§ **WHAT IS NEEDED**
Among the entries, which lines carry the string "Wavelet"? Copy each of them.

§ **PROVIDED DATA**
◆ ◆ ◆ ◆

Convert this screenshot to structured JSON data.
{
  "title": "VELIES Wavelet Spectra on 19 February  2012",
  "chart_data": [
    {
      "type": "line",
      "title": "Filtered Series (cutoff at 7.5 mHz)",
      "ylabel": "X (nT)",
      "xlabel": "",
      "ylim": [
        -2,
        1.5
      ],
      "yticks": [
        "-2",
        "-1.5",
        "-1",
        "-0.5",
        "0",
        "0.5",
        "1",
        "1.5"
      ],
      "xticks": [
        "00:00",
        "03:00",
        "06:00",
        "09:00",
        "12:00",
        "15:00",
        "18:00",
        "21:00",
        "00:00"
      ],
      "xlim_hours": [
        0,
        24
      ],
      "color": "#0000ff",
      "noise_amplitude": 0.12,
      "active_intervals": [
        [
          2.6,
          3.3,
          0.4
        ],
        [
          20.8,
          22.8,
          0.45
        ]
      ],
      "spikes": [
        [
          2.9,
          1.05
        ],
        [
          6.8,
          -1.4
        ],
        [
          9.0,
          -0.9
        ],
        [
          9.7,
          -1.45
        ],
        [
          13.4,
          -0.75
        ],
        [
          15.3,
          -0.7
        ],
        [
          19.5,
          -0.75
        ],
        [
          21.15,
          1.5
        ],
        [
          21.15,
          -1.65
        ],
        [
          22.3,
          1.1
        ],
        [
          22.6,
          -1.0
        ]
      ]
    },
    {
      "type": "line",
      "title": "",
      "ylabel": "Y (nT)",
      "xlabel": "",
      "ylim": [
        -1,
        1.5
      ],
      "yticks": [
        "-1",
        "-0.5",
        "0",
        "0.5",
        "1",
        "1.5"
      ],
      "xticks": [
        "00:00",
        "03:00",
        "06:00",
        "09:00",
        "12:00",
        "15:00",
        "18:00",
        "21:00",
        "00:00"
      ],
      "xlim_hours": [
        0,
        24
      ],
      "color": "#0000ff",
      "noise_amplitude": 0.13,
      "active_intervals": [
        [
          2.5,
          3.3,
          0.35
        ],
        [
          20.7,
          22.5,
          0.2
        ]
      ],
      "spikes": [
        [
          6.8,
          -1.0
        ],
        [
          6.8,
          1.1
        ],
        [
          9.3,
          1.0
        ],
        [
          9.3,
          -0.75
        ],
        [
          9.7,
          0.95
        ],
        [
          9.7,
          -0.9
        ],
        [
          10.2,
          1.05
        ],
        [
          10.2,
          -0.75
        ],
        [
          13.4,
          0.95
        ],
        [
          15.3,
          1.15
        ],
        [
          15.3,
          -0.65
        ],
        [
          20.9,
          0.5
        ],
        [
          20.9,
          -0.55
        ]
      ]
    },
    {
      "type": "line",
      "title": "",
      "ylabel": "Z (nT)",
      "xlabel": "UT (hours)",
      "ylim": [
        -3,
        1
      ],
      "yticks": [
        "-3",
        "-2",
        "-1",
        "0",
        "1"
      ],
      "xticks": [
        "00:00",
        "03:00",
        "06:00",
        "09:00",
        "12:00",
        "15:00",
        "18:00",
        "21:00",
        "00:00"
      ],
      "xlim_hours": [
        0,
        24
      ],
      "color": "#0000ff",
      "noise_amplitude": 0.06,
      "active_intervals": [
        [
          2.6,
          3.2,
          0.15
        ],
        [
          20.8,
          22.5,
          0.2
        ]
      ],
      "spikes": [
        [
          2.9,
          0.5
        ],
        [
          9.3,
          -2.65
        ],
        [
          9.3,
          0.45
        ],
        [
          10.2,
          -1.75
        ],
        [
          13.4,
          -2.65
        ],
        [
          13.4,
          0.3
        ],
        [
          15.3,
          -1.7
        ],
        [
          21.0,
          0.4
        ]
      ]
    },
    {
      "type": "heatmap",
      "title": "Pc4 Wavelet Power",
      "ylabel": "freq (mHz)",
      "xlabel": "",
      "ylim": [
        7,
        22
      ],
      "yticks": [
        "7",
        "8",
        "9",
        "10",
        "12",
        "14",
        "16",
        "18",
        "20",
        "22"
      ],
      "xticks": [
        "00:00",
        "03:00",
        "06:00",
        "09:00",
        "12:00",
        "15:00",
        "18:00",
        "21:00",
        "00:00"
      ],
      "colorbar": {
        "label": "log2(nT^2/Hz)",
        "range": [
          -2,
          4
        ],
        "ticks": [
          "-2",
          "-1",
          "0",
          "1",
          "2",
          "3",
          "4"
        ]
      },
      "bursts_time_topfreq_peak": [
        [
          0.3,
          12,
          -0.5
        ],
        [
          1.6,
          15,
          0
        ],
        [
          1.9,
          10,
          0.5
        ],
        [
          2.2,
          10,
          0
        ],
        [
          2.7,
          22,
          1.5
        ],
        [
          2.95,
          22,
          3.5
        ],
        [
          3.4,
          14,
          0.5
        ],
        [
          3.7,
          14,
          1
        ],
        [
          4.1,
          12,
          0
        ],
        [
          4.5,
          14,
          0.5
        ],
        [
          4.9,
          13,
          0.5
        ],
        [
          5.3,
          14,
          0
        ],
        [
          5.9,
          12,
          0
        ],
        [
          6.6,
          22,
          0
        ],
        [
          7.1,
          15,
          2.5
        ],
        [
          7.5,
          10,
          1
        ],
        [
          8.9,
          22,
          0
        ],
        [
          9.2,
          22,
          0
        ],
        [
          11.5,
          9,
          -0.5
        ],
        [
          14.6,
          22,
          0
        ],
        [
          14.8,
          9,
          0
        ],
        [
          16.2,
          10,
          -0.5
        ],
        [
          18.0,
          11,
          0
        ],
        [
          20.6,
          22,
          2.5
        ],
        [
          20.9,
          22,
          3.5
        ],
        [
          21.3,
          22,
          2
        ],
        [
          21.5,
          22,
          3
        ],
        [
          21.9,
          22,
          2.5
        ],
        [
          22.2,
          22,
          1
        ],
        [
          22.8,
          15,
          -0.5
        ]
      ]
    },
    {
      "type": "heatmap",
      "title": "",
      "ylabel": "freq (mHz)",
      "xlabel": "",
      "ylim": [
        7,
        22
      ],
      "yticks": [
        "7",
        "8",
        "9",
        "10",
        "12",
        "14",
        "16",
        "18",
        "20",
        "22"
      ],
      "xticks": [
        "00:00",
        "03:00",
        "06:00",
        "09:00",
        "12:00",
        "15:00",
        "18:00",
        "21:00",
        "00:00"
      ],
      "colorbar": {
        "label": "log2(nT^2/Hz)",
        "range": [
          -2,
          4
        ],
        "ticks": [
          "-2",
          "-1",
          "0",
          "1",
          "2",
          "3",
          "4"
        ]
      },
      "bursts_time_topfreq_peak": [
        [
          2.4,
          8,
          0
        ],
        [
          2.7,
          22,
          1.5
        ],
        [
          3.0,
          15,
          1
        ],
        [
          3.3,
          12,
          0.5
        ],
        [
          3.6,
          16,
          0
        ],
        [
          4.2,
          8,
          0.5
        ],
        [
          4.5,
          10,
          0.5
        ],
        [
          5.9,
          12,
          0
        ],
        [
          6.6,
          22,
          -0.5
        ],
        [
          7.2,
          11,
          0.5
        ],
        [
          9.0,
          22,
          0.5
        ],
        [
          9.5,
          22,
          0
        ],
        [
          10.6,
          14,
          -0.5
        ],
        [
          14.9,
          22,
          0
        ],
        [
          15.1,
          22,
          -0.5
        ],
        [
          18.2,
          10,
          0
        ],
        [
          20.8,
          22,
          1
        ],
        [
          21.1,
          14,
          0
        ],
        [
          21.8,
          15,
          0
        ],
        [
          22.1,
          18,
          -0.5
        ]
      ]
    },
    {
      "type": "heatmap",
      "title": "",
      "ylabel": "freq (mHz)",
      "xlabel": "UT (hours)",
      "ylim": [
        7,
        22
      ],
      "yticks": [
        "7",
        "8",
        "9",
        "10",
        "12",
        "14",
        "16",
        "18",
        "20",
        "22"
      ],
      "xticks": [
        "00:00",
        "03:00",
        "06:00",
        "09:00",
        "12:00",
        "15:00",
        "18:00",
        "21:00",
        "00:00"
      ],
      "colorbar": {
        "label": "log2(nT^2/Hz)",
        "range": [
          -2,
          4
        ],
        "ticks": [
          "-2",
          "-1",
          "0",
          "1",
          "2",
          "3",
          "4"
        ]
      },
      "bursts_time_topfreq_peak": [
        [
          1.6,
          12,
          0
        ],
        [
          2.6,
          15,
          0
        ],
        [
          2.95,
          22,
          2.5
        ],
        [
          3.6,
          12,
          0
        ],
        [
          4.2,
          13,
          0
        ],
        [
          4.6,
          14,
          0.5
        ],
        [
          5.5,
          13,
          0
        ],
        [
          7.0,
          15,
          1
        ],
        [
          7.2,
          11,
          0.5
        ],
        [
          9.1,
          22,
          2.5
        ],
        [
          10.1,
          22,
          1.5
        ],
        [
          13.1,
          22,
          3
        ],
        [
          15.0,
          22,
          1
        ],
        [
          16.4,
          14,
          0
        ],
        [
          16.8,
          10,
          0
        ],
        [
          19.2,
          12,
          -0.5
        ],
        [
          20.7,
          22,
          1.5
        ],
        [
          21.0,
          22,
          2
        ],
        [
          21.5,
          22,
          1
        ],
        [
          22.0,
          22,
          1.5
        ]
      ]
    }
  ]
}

◆ ◆ ◆ ◆

§ **RESULT OF THIS TASK**
  "title": "VELIES Wavelet Spectra on 19 February  2012",
      "title": "Pc4 Wavelet Power",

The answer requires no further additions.